Extracts from a graphics dataset
* * * * * * * * *
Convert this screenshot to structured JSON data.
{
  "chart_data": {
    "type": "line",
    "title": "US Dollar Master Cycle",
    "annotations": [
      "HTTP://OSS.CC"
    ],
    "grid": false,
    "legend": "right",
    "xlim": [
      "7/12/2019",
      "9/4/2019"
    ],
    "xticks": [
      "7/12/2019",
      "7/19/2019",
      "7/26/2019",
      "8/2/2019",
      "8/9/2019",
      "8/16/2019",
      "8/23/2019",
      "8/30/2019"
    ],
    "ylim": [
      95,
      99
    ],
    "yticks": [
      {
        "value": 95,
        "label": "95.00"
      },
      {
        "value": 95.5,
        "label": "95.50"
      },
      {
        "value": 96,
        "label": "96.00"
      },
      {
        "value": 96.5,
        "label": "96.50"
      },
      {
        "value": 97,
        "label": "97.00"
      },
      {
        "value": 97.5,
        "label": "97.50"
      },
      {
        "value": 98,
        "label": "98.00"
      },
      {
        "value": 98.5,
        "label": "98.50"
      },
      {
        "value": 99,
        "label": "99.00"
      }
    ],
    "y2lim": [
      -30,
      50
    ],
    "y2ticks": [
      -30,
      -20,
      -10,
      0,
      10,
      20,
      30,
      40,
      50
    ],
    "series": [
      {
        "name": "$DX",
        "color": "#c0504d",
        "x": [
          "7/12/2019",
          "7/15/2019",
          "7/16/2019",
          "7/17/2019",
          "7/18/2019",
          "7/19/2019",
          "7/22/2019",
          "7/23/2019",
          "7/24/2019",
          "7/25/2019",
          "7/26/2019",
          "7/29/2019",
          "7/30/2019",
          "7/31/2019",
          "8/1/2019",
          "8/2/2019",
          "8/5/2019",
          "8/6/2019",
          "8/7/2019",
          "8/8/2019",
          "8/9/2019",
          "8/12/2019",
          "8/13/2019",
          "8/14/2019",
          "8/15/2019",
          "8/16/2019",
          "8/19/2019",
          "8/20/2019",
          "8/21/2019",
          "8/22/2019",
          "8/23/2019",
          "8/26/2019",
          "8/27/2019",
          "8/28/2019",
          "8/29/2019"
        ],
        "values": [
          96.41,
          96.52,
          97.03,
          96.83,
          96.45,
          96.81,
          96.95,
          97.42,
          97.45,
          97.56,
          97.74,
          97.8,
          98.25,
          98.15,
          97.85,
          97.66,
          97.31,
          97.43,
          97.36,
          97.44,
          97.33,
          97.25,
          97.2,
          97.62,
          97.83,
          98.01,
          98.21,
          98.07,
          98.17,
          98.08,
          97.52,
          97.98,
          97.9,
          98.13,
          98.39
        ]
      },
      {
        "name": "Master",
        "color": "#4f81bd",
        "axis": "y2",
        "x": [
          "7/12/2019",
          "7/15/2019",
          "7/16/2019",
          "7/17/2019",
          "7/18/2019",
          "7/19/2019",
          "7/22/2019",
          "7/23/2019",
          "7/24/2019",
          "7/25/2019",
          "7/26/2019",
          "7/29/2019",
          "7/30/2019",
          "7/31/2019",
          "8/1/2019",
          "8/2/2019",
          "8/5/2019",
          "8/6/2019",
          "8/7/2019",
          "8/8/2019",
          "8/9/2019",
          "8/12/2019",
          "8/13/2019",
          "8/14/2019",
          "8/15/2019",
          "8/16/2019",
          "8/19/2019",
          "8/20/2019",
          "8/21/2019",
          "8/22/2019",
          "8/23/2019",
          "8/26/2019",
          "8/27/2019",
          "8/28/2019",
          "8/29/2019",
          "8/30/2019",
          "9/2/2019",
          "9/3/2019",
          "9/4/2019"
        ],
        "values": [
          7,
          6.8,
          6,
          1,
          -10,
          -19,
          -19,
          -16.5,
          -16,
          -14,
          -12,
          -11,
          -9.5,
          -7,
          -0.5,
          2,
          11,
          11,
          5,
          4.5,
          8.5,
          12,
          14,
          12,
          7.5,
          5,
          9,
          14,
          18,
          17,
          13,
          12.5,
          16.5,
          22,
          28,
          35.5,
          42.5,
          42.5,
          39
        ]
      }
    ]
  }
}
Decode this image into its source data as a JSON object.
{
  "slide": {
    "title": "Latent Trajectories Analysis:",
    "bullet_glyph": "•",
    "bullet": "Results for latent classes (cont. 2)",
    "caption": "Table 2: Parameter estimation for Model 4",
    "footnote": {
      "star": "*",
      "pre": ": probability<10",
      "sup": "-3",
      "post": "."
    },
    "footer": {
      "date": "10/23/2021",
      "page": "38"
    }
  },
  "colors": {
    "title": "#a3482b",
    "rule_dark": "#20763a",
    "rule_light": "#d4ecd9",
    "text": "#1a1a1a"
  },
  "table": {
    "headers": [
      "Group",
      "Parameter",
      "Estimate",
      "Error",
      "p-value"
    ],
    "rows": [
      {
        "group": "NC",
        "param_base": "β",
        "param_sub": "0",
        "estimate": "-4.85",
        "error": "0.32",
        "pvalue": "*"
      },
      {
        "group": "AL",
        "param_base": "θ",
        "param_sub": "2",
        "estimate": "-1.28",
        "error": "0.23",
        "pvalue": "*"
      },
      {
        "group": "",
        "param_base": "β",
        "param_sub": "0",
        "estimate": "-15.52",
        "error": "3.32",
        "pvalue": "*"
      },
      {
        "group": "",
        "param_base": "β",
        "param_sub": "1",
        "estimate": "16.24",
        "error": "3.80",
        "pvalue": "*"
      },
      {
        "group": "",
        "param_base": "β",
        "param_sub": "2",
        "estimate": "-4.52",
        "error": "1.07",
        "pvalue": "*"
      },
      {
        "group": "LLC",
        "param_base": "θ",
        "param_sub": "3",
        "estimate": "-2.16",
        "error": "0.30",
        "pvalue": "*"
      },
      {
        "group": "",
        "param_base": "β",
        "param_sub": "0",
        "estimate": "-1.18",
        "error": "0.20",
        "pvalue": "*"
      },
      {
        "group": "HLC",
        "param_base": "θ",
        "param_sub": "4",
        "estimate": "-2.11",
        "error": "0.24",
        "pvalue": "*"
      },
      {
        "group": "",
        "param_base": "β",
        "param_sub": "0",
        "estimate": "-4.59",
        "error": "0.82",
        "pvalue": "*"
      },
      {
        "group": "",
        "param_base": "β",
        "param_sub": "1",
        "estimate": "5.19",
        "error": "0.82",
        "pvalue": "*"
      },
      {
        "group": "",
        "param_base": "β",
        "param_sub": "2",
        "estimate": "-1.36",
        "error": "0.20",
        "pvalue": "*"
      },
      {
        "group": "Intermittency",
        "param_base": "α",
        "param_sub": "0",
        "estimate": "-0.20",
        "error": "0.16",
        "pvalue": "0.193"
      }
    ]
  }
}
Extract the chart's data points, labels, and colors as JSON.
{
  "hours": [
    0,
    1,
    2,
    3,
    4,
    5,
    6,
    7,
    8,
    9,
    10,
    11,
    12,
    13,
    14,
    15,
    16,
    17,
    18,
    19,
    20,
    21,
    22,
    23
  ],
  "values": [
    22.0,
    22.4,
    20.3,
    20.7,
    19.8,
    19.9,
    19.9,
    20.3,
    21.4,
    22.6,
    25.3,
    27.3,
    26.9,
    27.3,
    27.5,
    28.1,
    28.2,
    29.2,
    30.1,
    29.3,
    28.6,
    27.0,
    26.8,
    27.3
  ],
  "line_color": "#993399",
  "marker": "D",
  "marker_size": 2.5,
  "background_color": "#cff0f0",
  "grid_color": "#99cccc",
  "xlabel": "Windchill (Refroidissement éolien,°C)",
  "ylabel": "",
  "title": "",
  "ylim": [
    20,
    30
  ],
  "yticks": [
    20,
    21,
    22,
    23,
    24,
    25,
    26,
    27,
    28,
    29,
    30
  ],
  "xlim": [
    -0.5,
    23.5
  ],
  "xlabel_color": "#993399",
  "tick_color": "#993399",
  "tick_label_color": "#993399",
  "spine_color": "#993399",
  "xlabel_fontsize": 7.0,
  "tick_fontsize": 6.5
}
* * * * * * * * *
Exercise goal:
Beginning at the line containing "Extract the chart's", repeat each line exactly through the last line of the entries, and include no other lines.

Output below:
Extract the chart's data points, labels, and colors as JSON.
{
  "hours": [
    0,
    1,
    2,
    3,
    4,
    5,
    6,
    7,
    8,
    9,
    10,
    11,
    12,
    13,
    14,
    15,
    16,
    17,
    18,
    19,
    20,
    21,
    22,
    23
  ],
  "values": [
    22.0,
    22.4,
    20.3,
    20.7,
    19.8,
    19.9,
    19.9,
    20.3,
    21.4,
    22.6,
    25.3,
    27.3,
    26.9,
    27.3,
    27.5,
    28.1,
    28.2,
    29.2,
    30.1,
    29.3,
    28.6,
    27.0,
    26.8,
    27.3
  ],
  "line_color": "#993399",
  "marker": "D",
  "marker_size": 2.5,
  "background_color": "#cff0f0",
  "grid_color": "#99cccc",
  "xlabel": "Windchill (Refroidissement éolien,°C)",
  "ylabel": "",
  "title": "",
  "ylim": [
    20,
    30
  ],
  "yticks": [
    20,
    21,
    22,
    23,
    24,
    25,
    26,
    27,
    28,
    29,
    30
  ],
  "xlim": [
    -0.5,
    23.5
  ],
  "xlabel_color": "#993399",
  "tick_color": "#993399",
  "tick_label_color": "#993399",
  "spine_color": "#993399",
  "xlabel_fontsize": 7.0,
  "tick_fontsize": 6.5
}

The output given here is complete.